=== EXERCISE PROMPT ===
Look below and pull out each line with the word "twdavi".

━━━━━━━━

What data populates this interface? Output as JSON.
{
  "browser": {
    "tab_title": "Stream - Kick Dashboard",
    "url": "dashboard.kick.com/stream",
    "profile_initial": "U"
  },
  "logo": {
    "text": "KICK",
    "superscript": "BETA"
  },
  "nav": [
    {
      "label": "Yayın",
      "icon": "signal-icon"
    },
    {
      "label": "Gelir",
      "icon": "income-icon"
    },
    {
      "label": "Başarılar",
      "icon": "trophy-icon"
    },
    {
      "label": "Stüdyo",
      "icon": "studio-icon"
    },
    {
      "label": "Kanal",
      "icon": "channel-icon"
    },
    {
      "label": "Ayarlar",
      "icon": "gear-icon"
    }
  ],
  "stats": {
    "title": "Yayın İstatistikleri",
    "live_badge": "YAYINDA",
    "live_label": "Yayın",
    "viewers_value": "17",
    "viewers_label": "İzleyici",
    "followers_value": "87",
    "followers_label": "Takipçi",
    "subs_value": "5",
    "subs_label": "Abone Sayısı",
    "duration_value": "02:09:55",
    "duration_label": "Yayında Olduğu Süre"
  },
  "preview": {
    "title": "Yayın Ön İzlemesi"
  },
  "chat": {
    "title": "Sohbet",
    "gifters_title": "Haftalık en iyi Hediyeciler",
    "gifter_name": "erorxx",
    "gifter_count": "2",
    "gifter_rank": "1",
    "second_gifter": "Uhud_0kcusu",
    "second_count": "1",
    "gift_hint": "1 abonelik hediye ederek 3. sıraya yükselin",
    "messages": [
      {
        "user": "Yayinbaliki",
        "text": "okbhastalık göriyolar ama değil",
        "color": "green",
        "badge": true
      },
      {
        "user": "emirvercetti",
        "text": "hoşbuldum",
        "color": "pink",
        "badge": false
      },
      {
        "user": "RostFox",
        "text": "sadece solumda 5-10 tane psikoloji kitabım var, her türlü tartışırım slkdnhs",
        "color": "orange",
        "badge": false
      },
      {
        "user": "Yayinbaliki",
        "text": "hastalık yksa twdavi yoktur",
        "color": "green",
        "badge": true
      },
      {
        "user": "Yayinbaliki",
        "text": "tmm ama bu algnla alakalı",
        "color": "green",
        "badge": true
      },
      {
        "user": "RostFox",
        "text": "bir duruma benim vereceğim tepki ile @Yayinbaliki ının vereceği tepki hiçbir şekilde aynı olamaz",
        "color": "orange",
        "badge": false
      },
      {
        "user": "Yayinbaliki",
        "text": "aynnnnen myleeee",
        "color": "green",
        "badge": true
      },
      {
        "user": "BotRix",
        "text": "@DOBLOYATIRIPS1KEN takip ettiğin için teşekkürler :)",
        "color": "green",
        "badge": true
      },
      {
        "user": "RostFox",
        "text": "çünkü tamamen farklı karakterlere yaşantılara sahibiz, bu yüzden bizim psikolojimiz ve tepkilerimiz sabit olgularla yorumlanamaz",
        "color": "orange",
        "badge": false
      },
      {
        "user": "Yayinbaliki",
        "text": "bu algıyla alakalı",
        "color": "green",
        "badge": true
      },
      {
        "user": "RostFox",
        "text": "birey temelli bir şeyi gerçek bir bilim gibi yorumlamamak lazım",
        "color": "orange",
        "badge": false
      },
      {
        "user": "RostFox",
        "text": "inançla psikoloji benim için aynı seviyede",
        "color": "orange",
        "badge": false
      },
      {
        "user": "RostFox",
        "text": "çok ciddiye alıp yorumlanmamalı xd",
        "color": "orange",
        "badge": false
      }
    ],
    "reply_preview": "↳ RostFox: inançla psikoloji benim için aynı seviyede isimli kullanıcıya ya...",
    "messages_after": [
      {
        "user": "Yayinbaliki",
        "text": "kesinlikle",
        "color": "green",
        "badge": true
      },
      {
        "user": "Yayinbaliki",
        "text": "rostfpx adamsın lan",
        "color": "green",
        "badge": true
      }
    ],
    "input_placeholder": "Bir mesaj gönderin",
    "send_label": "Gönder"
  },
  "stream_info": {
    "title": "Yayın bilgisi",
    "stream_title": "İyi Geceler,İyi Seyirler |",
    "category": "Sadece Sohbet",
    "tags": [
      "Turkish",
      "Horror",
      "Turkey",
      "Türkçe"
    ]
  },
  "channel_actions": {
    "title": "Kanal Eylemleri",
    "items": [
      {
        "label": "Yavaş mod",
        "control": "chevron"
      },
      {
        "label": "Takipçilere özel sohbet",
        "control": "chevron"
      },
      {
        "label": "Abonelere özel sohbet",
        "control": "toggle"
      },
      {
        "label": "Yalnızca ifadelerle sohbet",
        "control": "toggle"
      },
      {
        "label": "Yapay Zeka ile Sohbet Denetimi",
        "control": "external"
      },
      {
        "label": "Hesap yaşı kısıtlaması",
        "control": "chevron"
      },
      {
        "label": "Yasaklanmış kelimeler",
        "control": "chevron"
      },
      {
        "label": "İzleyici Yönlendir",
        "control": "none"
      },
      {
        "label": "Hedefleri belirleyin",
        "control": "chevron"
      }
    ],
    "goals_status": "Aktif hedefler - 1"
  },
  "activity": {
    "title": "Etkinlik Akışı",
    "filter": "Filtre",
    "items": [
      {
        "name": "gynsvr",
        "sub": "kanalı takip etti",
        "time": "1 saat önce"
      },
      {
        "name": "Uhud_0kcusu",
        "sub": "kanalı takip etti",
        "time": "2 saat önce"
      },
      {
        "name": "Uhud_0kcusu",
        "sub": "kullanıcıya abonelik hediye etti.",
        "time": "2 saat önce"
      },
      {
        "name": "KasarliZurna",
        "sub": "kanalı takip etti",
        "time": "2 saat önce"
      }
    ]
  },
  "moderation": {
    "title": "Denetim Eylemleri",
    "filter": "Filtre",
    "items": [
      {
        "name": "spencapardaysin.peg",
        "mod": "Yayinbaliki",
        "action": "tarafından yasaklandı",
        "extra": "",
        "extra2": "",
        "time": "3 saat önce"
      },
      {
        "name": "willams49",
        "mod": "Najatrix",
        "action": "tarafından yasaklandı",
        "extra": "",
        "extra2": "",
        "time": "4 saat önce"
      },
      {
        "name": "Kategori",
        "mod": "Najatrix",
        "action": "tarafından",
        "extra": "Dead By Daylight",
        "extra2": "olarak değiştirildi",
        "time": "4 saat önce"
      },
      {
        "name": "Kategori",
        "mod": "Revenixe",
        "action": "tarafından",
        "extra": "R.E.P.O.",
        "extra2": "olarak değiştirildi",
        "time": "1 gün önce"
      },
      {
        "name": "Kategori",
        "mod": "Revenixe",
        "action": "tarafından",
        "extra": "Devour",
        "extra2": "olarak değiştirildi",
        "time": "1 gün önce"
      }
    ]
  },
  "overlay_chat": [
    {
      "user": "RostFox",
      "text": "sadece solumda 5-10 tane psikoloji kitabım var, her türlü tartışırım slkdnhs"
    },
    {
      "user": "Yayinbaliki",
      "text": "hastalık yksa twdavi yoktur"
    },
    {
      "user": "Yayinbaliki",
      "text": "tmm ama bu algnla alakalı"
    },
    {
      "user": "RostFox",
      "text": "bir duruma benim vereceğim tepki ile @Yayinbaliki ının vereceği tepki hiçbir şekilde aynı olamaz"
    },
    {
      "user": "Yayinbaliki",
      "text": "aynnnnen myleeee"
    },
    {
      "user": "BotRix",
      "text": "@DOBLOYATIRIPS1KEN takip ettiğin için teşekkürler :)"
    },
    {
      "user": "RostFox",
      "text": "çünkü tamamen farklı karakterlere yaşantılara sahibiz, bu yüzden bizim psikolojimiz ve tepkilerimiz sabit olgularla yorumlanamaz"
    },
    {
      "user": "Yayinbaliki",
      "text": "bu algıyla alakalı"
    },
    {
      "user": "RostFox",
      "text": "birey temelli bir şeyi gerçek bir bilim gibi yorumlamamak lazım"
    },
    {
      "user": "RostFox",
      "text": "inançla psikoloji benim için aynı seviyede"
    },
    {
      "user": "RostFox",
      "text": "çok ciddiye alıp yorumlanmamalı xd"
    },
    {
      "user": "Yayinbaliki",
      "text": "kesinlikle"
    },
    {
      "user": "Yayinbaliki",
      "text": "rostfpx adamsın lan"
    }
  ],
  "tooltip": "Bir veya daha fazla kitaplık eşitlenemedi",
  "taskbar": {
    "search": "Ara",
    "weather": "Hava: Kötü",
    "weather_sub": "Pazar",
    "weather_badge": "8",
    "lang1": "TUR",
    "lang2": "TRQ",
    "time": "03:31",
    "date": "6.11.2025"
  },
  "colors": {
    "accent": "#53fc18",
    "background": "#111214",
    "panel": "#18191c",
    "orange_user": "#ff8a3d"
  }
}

━━━━━━━━

=== REPLY ===
        "text": "hastalık yksa twdavi yoktur",
      "text": "hastalık yksa twdavi yoktur"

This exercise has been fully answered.